Extracts from a graphics dataset
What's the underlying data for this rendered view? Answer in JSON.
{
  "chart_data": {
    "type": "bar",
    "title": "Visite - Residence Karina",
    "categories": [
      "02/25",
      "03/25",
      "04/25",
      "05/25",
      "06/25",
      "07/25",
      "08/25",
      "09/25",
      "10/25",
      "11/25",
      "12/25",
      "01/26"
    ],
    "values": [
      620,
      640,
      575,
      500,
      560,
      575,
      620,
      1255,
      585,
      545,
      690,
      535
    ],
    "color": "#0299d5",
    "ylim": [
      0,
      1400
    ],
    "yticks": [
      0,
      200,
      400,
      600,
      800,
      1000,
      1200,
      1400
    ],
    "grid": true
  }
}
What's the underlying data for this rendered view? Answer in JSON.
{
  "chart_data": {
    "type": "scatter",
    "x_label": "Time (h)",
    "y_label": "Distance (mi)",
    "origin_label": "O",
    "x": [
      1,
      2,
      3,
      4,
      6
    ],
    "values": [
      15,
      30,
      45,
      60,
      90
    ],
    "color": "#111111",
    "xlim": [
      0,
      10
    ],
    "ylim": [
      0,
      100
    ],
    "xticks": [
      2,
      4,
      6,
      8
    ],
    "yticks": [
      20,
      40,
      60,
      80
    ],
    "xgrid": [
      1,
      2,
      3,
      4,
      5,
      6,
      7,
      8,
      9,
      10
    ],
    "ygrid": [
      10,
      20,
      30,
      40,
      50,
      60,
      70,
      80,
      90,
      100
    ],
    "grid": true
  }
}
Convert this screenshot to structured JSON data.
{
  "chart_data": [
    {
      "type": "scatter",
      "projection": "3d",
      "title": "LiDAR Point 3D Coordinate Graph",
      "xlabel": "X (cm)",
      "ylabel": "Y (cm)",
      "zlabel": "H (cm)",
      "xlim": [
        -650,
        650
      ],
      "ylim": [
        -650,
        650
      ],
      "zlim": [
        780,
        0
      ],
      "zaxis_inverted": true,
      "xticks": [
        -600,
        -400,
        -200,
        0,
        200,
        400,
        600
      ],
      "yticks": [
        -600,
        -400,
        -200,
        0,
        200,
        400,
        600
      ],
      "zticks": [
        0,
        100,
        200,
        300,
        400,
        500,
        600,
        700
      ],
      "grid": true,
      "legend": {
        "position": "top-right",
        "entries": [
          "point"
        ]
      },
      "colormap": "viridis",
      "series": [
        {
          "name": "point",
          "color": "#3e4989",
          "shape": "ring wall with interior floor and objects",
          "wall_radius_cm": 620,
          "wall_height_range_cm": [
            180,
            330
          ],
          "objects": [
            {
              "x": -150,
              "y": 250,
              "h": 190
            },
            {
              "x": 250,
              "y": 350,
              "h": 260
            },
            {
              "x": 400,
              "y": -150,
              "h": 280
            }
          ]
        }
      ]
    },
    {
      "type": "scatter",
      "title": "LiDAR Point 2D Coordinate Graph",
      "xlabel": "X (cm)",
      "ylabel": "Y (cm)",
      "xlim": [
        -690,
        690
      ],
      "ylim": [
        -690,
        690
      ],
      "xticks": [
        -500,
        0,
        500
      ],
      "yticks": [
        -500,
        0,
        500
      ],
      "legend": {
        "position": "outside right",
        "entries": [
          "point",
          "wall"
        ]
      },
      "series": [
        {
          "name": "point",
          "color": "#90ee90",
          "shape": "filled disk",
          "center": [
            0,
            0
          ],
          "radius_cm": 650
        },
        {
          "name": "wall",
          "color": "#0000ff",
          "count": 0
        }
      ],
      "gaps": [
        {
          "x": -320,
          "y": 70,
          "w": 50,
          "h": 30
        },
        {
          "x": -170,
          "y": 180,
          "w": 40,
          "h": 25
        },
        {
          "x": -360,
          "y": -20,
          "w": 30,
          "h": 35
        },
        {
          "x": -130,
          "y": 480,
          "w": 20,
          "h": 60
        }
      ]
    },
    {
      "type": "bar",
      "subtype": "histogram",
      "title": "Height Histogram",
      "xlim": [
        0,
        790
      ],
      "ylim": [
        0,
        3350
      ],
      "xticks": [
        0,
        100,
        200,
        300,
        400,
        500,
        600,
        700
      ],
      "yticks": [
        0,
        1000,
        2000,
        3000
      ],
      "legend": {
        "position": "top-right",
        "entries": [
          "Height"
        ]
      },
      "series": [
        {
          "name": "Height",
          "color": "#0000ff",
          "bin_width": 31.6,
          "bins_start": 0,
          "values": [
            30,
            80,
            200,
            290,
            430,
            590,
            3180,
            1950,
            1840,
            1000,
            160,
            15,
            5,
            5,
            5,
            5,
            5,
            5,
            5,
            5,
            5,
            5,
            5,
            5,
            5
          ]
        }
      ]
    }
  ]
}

** WHAT TO PRODUCE **
Copy the material above, line for line.

** RESULT **
What's the underlying data for this rendered view? Answer in JSON.
{
  "chart_data": {
    "type": "bar",
    "title": "Visite - Residence Karina",
    "categories": [
      "02/25",
      "03/25",
      "04/25",
      "05/25",
      "06/25",
      "07/25",
      "08/25",
      "09/25",
      "10/25",
      "11/25",
      "12/25",
      "01/26"
    ],
    "values": [
      620,
      640,
      575,
      500,
      560,
      575,
      620,
      1255,
      585,
      545,
      690,
      535
    ],
    "color": "#0299d5",
    "ylim": [
      0,
      1400
    ],
    "yticks": [
      0,
      200,
      400,
      600,
      800,
      1000,
      1200,
      1400
    ],
    "grid": true
  }
}
What's the underlying data for this rendered view? Answer in JSON.
{
  "chart_data": {
    "type": "scatter",
    "x_label": "Time (h)",
    "y_label": "Distance (mi)",
    "origin_label": "O",
    "x": [
      1,
      2,
      3,
      4,
      6
    ],
    "values": [
      15,
      30,
      45,
      60,
      90
    ],
    "color": "#111111",
    "xlim": [
      0,
      10
    ],
    "ylim": [
      0,
      100
    ],
    "xticks": [
      2,
      4,
      6,
      8
    ],
    "yticks": [
      20,
      40,
      60,
      80
    ],
    "xgrid": [
      1,
      2,
      3,
      4,
      5,
      6,
      7,
      8,
      9,
      10
    ],
    "ygrid": [
      10,
      20,
      30,
      40,
      50,
      60,
      70,
      80,
      90,
      100
    ],
    "grid": true
  }
}
Convert this screenshot to structured JSON data.
{
  "chart_data": [
    {
      "type": "scatter",
      "projection": "3d",
      "title": "LiDAR Point 3D Coordinate Graph",
      "xlabel": "X (cm)",
      "ylabel": "Y (cm)",
      "zlabel": "H (cm)",
      "xlim": [
        -650,
        650
      ],
      "ylim": [
        -650,
        650
      ],
      "zlim": [
        780,
        0
      ],
      "zaxis_inverted": true,
      "xticks": [
        -600,
        -400,
        -200,
        0,
        200,
        400,
        600
      ],
      "yticks": [
        -600,
        -400,
        -200,
        0,
        200,
        400,
        600
      ],
      "zticks": [
        0,
        100,
        200,
        300,
        400,
        500,
        600,
        700
      ],
      "grid": true,
      "legend": {
        "position": "top-right",
        "entries": [
          "point"
        ]
      },
      "colormap": "viridis",
      "series": [
        {
          "name": "point",
          "color": "#3e4989",
          "shape": "ring wall with interior floor and objects",
          "wall_radius_cm": 620,
          "wall_height_range_cm": [
            180,
            330
          ],
          "objects": [
            {
              "x": -150,
              "y": 250,
              "h": 190
            },
            {
              "x": 250,
              "y": 350,
              "h": 260
            },
            {
              "x": 400,
              "y": -150,
              "h": 280
            }
          ]
        }
      ]
    },
    {
      "type": "scatter",
      "title": "LiDAR Point 2D Coordinate Graph",
      "xlabel": "X (cm)",
      "ylabel": "Y (cm)",
      "xlim": [
        -690,
        690
      ],
      "ylim": [
        -690,
        690
      ],
      "xticks": [
        -500,
        0,
        500
      ],
      "yticks": [
        -500,
        0,
        500
      ],
      "legend": {
        "position": "outside right",
        "entries": [
          "point",
          "wall"
        ]
      },
      "series": [
        {
          "name": "point",
          "color": "#90ee90",
          "shape": "filled disk",
          "center": [
            0,
            0
          ],
          "radius_cm": 650
        },
        {
          "name": "wall",
          "color": "#0000ff",
          "count": 0
        }
      ],
      "gaps": [
        {
          "x": -320,
          "y": 70,
          "w": 50,
          "h": 30
        },
        {
          "x": -170,
          "y": 180,
          "w": 40,
          "h": 25
        },
        {
          "x": -360,
          "y": -20,
          "w": 30,
          "h": 35
        },
        {
          "x": -130,
          "y": 480,
          "w": 20,
          "h": 60
        }
      ]
    },
    {
      "type": "bar",
      "subtype": "histogram",
      "title": "Height Histogram",
      "xlim": [
        0,
        790
      ],
      "ylim": [
        0,
        3350
      ],
      "xticks": [
        0,
        100,
        200,
        300,
        400,
        500,
        600,
        700
      ],
      "yticks": [
        0,
        1000,
        2000,
        3000
      ],
      "legend": {
        "position": "top-right",
        "entries": [
          "Height"
        ]
      },
      "series": [
        {
          "name": "Height",
          "color": "#0000ff",
          "bin_width": 31.6,
          "bins_start": 0,
          "values": [
            30,
            80,
            200,
            290,
            430,
            590,
            3180,
            1950,
            1840,
            1000,
            160,
            15,
            5,
            5,
            5,
            5,
            5,
            5,
            5,
            5,
            5,
            5,
            5,
            5,
            5
          ]
        }
      ]
    }
  ]
}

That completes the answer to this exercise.